▶ **WHAT YOU NEED TO DO**:
Return each line of the data below exactly, omitting any pictures.
- - - -
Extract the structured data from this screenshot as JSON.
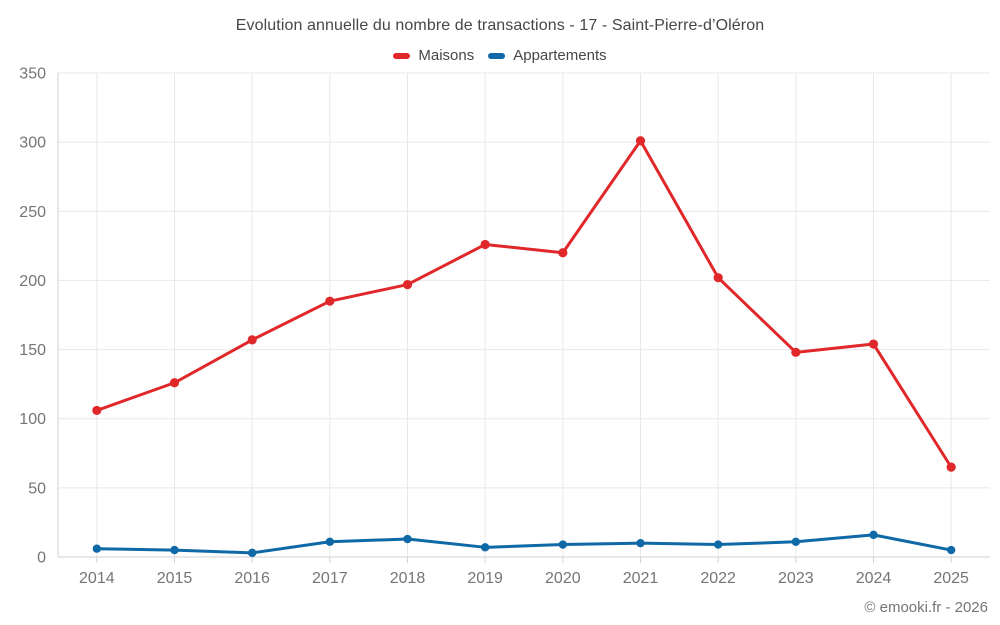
{
  "chart_data": {
    "type": "line",
    "title": "Evolution annuelle du nombre de transactions - 17 - Saint-Pierre-d’Oléron",
    "categories": [
      "2014",
      "2015",
      "2016",
      "2017",
      "2018",
      "2019",
      "2020",
      "2021",
      "2022",
      "2023",
      "2024",
      "2025"
    ],
    "series": [
      {
        "name": "Maisons",
        "color": "#e0282b",
        "values": [
          106,
          126,
          157,
          185,
          197,
          226,
          220,
          301,
          202,
          148,
          154,
          65
        ]
      },
      {
        "name": "Appartements",
        "color": "#0e69a6",
        "values": [
          6,
          5,
          3,
          11,
          13,
          7,
          9,
          10,
          9,
          11,
          16,
          5
        ]
      }
    ],
    "xlabel": "",
    "ylabel": "",
    "ylim": [
      0,
      350
    ],
    "yticks": [
      0,
      50,
      100,
      150,
      200,
      250,
      300,
      350
    ],
    "grid": true,
    "legend_position": "top"
  },
  "footer": {
    "copyright": "© emooki.fr - 2026"
  },
  "colors": {
    "grid": "#e8e8e8",
    "axis": "#d2d2d2",
    "axis_label": "#757575",
    "title_text": "#474747",
    "background": "#ffffff"
  }
}
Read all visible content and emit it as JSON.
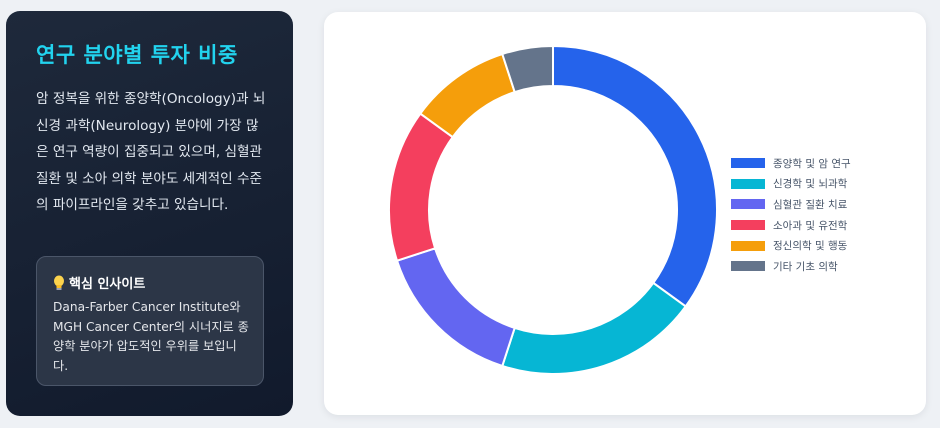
{
  "left_panel": {
    "title": "연구 분야별 투자 비중",
    "description": "암 정복을 위한 종양학(Oncology)과 뇌 신경 과학(Neurology) 분야에 가장 많은 연구 역량이 집중되고 있으며, 심혈관 질환 및 소아 의학 분야도 세계적인 수준의 파이프라인을 갖추고 있습니다.",
    "insight": {
      "icon": "lightbulb-icon",
      "title": "핵심 인사이트",
      "text": "Dana-Farber Cancer Institute와 MGH Cancer Center의 시너지로 종양학 분야가 압도적인 우위를 보입니다."
    }
  },
  "chart_data": {
    "type": "doughnut",
    "legend_position": "right",
    "categories": [
      "종양학 및 암 연구",
      "신경학 및 뇌과학",
      "심혈관 질환 치료",
      "소아과 및 유전학",
      "정신의학 및 행동",
      "기타 기초 의학"
    ],
    "values": [
      35,
      20,
      15,
      15,
      10,
      5
    ],
    "colors": [
      "#2563eb",
      "#06b6d4",
      "#6366f1",
      "#f43f5e",
      "#f59e0b",
      "#64748b"
    ]
  }
}
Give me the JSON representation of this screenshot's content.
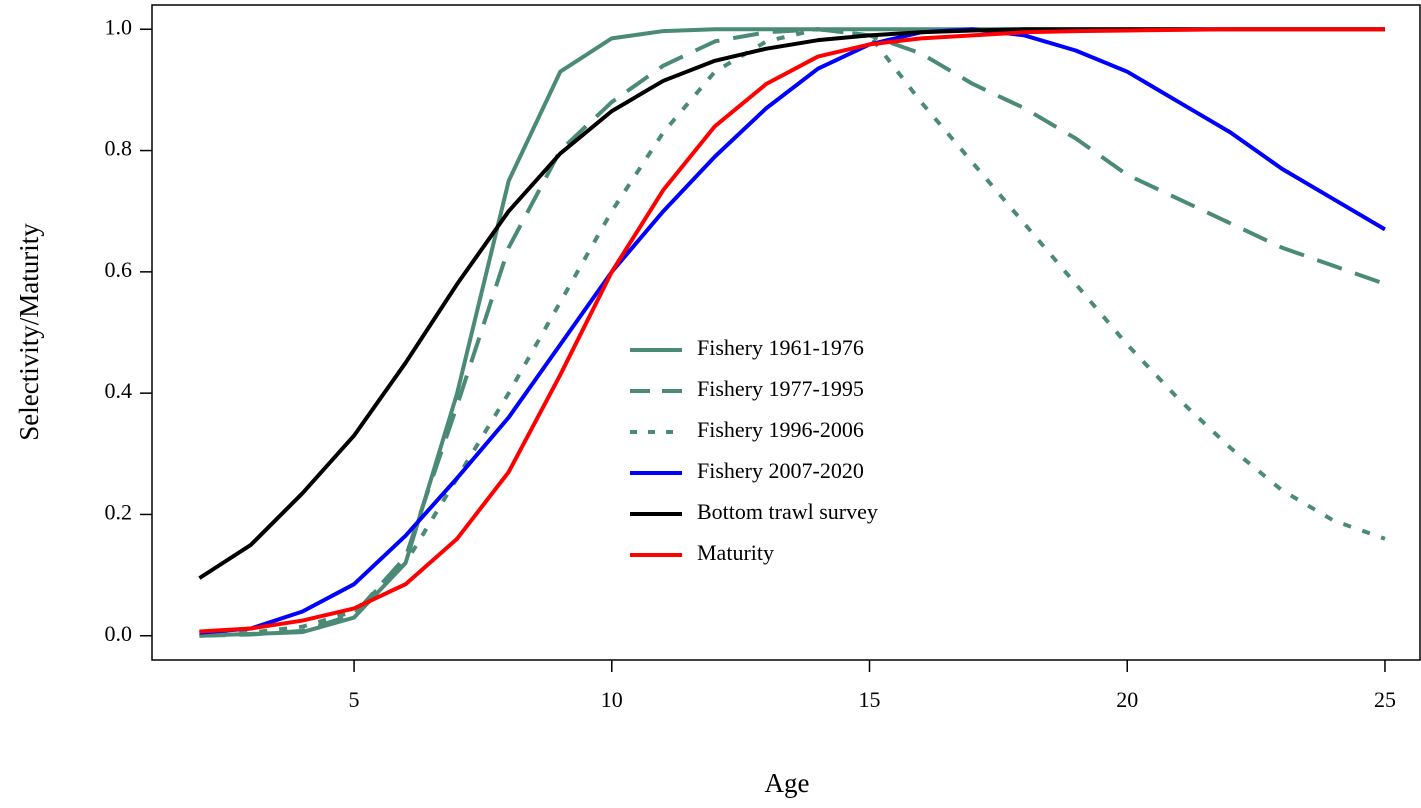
{
  "chart_data": {
    "type": "line",
    "x_label": "Age",
    "y_label": "Selectivity/Maturity",
    "x": [
      2,
      3,
      4,
      5,
      6,
      7,
      8,
      9,
      10,
      11,
      12,
      13,
      14,
      15,
      16,
      17,
      18,
      19,
      20,
      21,
      22,
      23,
      24,
      25
    ],
    "series": [
      {
        "name": "Fishery 1961-1976",
        "color": "#4a8a76",
        "dash": "solid",
        "values": [
          0,
          0.003,
          0.006,
          0.03,
          0.12,
          0.4,
          0.75,
          0.93,
          0.985,
          0.997,
          1,
          1,
          1,
          1,
          1,
          1,
          1,
          1,
          1,
          1,
          1,
          1,
          1,
          1
        ]
      },
      {
        "name": "Fishery 1977-1995",
        "color": "#4a8a76",
        "dash": "dashed",
        "values": [
          0,
          0.002,
          0.008,
          0.035,
          0.13,
          0.38,
          0.64,
          0.8,
          0.88,
          0.94,
          0.98,
          0.995,
          1,
          0.99,
          0.96,
          0.91,
          0.87,
          0.82,
          0.76,
          0.72,
          0.68,
          0.64,
          0.61,
          0.58
        ]
      },
      {
        "name": "Fishery 1996-2006",
        "color": "#4a8a76",
        "dash": "dotted",
        "values": [
          0,
          0.005,
          0.015,
          0.04,
          0.12,
          0.26,
          0.4,
          0.55,
          0.7,
          0.83,
          0.93,
          0.98,
          1,
          0.99,
          0.88,
          0.78,
          0.68,
          0.58,
          0.48,
          0.39,
          0.31,
          0.24,
          0.19,
          0.16
        ]
      },
      {
        "name": "Fishery 2007-2020",
        "color": "#0000ff",
        "dash": "solid",
        "values": [
          0.005,
          0.012,
          0.04,
          0.085,
          0.165,
          0.26,
          0.36,
          0.48,
          0.6,
          0.7,
          0.79,
          0.87,
          0.935,
          0.975,
          0.995,
          1,
          0.99,
          0.965,
          0.93,
          0.88,
          0.83,
          0.77,
          0.72,
          0.67
        ]
      },
      {
        "name": "Bottom trawl survey",
        "color": "#000000",
        "dash": "solid",
        "values": [
          0.095,
          0.15,
          0.235,
          0.33,
          0.45,
          0.58,
          0.7,
          0.795,
          0.865,
          0.915,
          0.948,
          0.968,
          0.982,
          0.99,
          0.995,
          0.998,
          1,
          1,
          1,
          1,
          1,
          1,
          1,
          1
        ]
      },
      {
        "name": "Maturity",
        "color": "#ff0000",
        "dash": "solid",
        "values": [
          0.007,
          0.012,
          0.025,
          0.045,
          0.085,
          0.16,
          0.27,
          0.43,
          0.6,
          0.735,
          0.84,
          0.91,
          0.955,
          0.975,
          0.985,
          0.99,
          0.995,
          0.997,
          0.998,
          0.999,
          1,
          1,
          1,
          1
        ]
      }
    ],
    "xlim": [
      1.08,
      25.68
    ],
    "ylim": [
      -0.04,
      1.04
    ],
    "xticks": [
      5,
      10,
      15,
      20,
      25
    ],
    "yticks": [
      {
        "value": 0,
        "label": "0.0"
      },
      0.2,
      0.4,
      0.6,
      0.8,
      {
        "value": 1,
        "label": "1.0"
      }
    ],
    "legend": "center"
  }
}
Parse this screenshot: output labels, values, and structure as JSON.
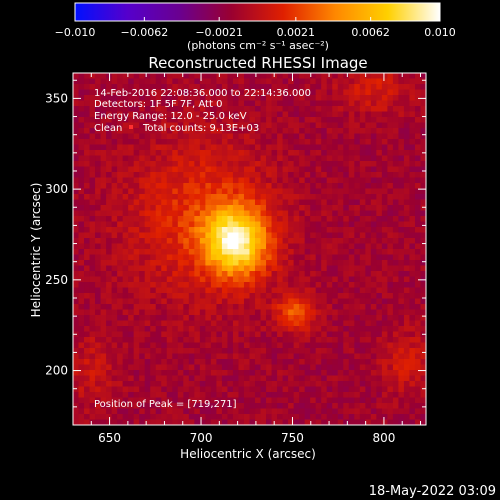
- - - -
▶ **ANSWER TO THE EXERCISE**:
Extract the structured data from this screenshot as JSON.
{
  "chart_data": {
    "type": "line",
    "title": "Evolution annuelle du nombre de transactions - 17 - Saint-Pierre-d’Oléron",
    "categories": [
      "2014",
      "2015",
      "2016",
      "2017",
      "2018",
      "2019",
      "2020",
      "2021",
      "2022",
      "2023",
      "2024",
      "2025"
    ],
    "series": [
      {
        "name": "Maisons",
        "color": "#e0282b",
        "values": [
          106,
          126,
          157,
          185,
          197,
          226,
          220,
          301,
          202,
          148,
          154,
          65
        ]
      },
      {
        "name": "Appartements",
        "color": "#0e69a6",
        "values": [
          6,
          5,
          3,
          11,
          13,
          7,
          9,
          10,
          9,
          11,
          16,
          5
        ]
      }
    ],
    "xlabel": "",
    "ylabel": "",
    "ylim": [
      0,
      350
    ],
    "yticks": [
      0,
      50,
      100,
      150,
      200,
      250,
      300,
      350
    ],
    "grid": true,
    "legend_position": "top"
  },
  "footer": {
    "copyright": "© emooki.fr - 2026"
  },
  "colors": {
    "grid": "#e8e8e8",
    "axis": "#d2d2d2",
    "axis_label": "#757575",
    "title_text": "#474747",
    "background": "#ffffff"
  }
}
Read all visible content and emit it as JSON.
{
  "left_panel": {
    "title": "연구 분야별 투자 비중",
    "description": "암 정복을 위한 종양학(Oncology)과 뇌 신경 과학(Neurology) 분야에 가장 많은 연구 역량이 집중되고 있으며, 심혈관 질환 및 소아 의학 분야도 세계적인 수준의 파이프라인을 갖추고 있습니다.",
    "insight": {
      "icon": "lightbulb-icon",
      "title": "핵심 인사이트",
      "text": "Dana-Farber Cancer Institute와 MGH Cancer Center의 시너지로 종양학 분야가 압도적인 우위를 보입니다."
    }
  },
  "chart_data": {
    "type": "doughnut",
    "legend_position": "right",
    "categories": [
      "종양학 및 암 연구",
      "신경학 및 뇌과학",
      "심혈관 질환 치료",
      "소아과 및 유전학",
      "정신의학 및 행동",
      "기타 기초 의학"
    ],
    "values": [
      35,
      20,
      15,
      15,
      10,
      5
    ],
    "colors": [
      "#2563eb",
      "#06b6d4",
      "#6366f1",
      "#f43f5e",
      "#f59e0b",
      "#64748b"
    ]
  }
}
Give me the JSON representation of this screenshot's content.
{
  "chart_data": {
    "type": "line",
    "x_label": "Age",
    "y_label": "Selectivity/Maturity",
    "x": [
      2,
      3,
      4,
      5,
      6,
      7,
      8,
      9,
      10,
      11,
      12,
      13,
      14,
      15,
      16,
      17,
      18,
      19,
      20,
      21,
      22,
      23,
      24,
      25
    ],
    "series": [
      {
        "name": "Fishery 1961-1976",
        "color": "#4a8a76",
        "dash": "solid",
        "values": [
          0,
          0.003,
          0.006,
          0.03,
          0.12,
          0.4,
          0.75,
          0.93,
          0.985,
          0.997,
          1,
          1,
          1,
          1,
          1,
          1,
          1,
          1,
          1,
          1,
          1,
          1,
          1,
          1
        ]
      },
      {
        "name": "Fishery 1977-1995",
        "color": "#4a8a76",
        "dash": "dashed",
        "values": [
          0,
          0.002,
          0.008,
          0.035,
          0.13,
          0.38,
          0.64,
          0.8,
          0.88,
          0.94,
          0.98,
          0.995,
          1,
          0.99,
          0.96,
          0.91,
          0.87,
          0.82,
          0.76,
          0.72,
          0.68,
          0.64,
          0.61,
          0.58
        ]
      },
      {
        "name": "Fishery 1996-2006",
        "color": "#4a8a76",
        "dash": "dotted",
        "values": [
          0,
          0.005,
          0.015,
          0.04,
          0.12,
          0.26,
          0.4,
          0.55,
          0.7,
          0.83,
          0.93,
          0.98,
          1,
          0.99,
          0.88,
          0.78,
          0.68,
          0.58,
          0.48,
          0.39,
          0.31,
          0.24,
          0.19,
          0.16
        ]
      },
      {
        "name": "Fishery 2007-2020",
        "color": "#0000ff",
        "dash": "solid",
        "values": [
          0.005,
          0.012,
          0.04,
          0.085,
          0.165,
          0.26,
          0.36,
          0.48,
          0.6,
          0.7,
          0.79,
          0.87,
          0.935,
          0.975,
          0.995,
          1,
          0.99,
          0.965,
          0.93,
          0.88,
          0.83,
          0.77,
          0.72,
          0.67
        ]
      },
      {
        "name": "Bottom trawl survey",
        "color": "#000000",
        "dash": "solid",
        "values": [
          0.095,
          0.15,
          0.235,
          0.33,
          0.45,
          0.58,
          0.7,
          0.795,
          0.865,
          0.915,
          0.948,
          0.968,
          0.982,
          0.99,
          0.995,
          0.998,
          1,
          1,
          1,
          1,
          1,
          1,
          1,
          1
        ]
      },
      {
        "name": "Maturity",
        "color": "#ff0000",
        "dash": "solid",
        "values": [
          0.007,
          0.012,
          0.025,
          0.045,
          0.085,
          0.16,
          0.27,
          0.43,
          0.6,
          0.735,
          0.84,
          0.91,
          0.955,
          0.975,
          0.985,
          0.99,
          0.995,
          0.997,
          0.998,
          0.999,
          1,
          1,
          1,
          1
        ]
      }
    ],
    "xlim": [
      1.08,
      25.68
    ],
    "ylim": [
      -0.04,
      1.04
    ],
    "xticks": [
      5,
      10,
      15,
      20,
      25
    ],
    "yticks": [
      {
        "value": 0,
        "label": "0.0"
      },
      0.2,
      0.4,
      0.6,
      0.8,
      {
        "value": 1,
        "label": "1.0"
      }
    ],
    "legend": "center"
  }
}
Parse this screenshot: output labels, values, and structure as JSON.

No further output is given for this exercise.